[PROBLEM DETAILS] Collect each line containing "name".

— START OF INFORMATION SHOWN —

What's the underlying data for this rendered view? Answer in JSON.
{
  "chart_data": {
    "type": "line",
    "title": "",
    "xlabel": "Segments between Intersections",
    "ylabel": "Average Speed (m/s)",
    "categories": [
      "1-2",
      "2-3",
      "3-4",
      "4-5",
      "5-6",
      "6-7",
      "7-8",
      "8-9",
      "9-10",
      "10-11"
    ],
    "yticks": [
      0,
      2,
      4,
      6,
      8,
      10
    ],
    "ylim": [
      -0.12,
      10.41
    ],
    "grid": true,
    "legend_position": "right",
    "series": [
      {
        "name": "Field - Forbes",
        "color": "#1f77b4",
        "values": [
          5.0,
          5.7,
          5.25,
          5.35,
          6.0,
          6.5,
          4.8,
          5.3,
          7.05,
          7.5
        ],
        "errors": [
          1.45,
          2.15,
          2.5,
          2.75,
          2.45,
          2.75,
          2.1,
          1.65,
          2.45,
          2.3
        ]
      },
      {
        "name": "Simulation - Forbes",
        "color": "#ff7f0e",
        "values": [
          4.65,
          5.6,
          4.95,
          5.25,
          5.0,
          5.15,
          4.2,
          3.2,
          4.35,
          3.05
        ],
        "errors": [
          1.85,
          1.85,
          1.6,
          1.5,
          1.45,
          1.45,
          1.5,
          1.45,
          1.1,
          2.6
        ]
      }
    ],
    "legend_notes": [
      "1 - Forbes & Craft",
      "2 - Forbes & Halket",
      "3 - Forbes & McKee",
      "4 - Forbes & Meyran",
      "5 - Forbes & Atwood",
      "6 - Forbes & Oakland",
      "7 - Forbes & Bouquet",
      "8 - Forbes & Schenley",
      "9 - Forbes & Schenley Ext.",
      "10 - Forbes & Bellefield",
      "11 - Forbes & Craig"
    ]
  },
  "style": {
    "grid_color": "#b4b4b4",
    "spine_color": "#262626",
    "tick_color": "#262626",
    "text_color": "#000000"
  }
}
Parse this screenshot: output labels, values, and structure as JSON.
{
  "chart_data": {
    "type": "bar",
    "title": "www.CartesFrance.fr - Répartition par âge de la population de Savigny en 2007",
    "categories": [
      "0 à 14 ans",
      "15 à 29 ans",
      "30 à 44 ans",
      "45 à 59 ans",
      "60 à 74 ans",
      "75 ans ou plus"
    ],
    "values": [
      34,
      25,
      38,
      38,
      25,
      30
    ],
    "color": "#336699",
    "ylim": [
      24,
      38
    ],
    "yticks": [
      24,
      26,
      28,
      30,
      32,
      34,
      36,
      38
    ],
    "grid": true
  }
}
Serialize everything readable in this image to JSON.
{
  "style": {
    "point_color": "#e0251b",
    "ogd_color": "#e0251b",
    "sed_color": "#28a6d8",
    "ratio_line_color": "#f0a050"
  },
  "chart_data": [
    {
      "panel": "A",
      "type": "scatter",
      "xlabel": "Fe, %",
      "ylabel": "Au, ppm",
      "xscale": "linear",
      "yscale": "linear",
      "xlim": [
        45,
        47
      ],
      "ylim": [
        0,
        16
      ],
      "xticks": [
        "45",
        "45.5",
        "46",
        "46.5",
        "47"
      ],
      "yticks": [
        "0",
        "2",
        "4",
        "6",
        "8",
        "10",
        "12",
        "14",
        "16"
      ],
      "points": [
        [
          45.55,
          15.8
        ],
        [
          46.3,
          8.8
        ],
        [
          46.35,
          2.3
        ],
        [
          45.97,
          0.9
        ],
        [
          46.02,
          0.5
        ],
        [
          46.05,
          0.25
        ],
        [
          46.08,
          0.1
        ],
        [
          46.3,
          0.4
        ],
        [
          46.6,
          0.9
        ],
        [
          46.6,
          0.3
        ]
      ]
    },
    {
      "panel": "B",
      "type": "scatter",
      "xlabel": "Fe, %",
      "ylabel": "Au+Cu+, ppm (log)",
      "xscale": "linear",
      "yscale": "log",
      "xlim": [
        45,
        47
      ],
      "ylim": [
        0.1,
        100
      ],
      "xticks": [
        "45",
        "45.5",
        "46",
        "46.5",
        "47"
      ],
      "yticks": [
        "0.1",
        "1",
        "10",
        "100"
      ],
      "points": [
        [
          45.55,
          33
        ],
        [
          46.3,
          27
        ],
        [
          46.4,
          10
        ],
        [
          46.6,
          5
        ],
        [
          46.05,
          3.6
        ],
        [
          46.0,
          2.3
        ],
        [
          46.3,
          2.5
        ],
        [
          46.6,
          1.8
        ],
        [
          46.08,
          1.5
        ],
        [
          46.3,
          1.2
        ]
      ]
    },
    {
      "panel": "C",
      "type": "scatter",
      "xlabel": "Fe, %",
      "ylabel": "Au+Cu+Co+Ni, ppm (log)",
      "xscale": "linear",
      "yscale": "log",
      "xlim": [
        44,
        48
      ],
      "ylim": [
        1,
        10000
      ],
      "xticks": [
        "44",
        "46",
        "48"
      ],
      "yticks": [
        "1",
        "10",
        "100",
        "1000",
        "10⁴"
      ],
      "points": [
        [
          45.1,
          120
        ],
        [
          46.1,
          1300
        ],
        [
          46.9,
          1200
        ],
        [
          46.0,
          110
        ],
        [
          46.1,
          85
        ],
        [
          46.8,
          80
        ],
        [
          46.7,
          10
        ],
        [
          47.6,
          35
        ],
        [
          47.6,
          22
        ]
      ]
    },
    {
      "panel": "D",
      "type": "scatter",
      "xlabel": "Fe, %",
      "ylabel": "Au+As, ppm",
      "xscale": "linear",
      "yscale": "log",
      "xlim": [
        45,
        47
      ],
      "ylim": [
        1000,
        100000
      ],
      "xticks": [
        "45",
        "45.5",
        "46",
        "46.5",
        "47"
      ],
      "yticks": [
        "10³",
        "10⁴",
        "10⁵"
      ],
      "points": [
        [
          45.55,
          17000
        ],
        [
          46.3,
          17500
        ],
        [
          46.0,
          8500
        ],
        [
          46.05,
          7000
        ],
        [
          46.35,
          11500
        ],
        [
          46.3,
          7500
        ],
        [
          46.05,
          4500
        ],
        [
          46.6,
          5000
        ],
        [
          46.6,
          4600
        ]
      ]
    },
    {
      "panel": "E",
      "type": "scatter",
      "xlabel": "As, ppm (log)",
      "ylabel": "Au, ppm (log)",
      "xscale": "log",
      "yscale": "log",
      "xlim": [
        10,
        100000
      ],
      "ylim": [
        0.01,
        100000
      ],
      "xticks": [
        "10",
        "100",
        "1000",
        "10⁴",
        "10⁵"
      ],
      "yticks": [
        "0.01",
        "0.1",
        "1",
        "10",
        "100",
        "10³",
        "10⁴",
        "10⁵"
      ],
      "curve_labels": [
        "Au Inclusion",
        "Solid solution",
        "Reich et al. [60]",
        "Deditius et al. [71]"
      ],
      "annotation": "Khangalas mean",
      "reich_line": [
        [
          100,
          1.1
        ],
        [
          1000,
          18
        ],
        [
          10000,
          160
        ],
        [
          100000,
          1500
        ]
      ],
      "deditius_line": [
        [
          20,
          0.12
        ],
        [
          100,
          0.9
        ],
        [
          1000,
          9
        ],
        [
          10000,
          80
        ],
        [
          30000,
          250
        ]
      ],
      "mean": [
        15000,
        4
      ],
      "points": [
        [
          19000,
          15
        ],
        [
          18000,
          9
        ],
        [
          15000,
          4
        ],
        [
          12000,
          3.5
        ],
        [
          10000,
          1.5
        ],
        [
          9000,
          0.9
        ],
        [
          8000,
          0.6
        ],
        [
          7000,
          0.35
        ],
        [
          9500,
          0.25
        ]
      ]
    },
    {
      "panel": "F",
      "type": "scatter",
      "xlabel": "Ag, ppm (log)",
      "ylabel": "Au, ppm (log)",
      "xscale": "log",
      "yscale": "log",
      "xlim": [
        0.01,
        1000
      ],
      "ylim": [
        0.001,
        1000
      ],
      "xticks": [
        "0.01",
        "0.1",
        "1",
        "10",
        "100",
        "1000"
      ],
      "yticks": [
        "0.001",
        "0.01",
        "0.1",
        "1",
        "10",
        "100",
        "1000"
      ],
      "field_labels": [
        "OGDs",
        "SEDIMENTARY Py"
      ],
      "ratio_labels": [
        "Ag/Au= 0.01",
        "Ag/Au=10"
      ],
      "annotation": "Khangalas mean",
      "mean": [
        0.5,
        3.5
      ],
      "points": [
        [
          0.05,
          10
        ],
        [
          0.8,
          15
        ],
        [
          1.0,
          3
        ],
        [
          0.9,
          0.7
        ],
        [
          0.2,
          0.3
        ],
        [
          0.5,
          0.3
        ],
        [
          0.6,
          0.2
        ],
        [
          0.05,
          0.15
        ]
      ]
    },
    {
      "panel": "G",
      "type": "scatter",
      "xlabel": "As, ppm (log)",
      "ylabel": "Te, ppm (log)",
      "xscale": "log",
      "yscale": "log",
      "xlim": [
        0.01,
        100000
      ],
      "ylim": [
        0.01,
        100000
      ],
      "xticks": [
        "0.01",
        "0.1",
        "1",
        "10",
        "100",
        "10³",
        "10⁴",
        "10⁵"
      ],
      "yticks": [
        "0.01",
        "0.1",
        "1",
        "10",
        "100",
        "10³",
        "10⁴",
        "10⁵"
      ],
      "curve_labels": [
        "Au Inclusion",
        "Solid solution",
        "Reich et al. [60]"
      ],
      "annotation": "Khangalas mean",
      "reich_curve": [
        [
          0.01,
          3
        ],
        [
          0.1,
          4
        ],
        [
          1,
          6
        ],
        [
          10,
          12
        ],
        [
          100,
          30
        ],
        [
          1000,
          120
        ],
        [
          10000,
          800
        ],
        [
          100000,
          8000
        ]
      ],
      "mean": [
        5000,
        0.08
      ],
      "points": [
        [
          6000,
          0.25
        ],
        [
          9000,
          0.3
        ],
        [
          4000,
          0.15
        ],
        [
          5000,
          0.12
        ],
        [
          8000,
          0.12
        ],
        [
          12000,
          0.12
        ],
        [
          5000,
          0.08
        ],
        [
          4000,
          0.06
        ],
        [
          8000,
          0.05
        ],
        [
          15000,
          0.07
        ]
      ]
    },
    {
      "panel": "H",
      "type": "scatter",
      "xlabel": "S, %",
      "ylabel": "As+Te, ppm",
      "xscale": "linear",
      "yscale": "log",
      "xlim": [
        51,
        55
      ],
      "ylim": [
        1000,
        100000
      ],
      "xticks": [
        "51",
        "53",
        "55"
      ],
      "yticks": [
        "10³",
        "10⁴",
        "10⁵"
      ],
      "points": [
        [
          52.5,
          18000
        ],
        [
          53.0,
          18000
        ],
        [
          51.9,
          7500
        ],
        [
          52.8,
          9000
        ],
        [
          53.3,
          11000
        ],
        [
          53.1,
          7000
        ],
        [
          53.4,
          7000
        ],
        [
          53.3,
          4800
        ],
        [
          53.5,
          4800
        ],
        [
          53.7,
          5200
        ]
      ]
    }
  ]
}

— END OF INFORMATION SHOWN —

[RIGHT ANSWER]
        "name": "Field - Forbes",
        "name": "Simulation - Forbes",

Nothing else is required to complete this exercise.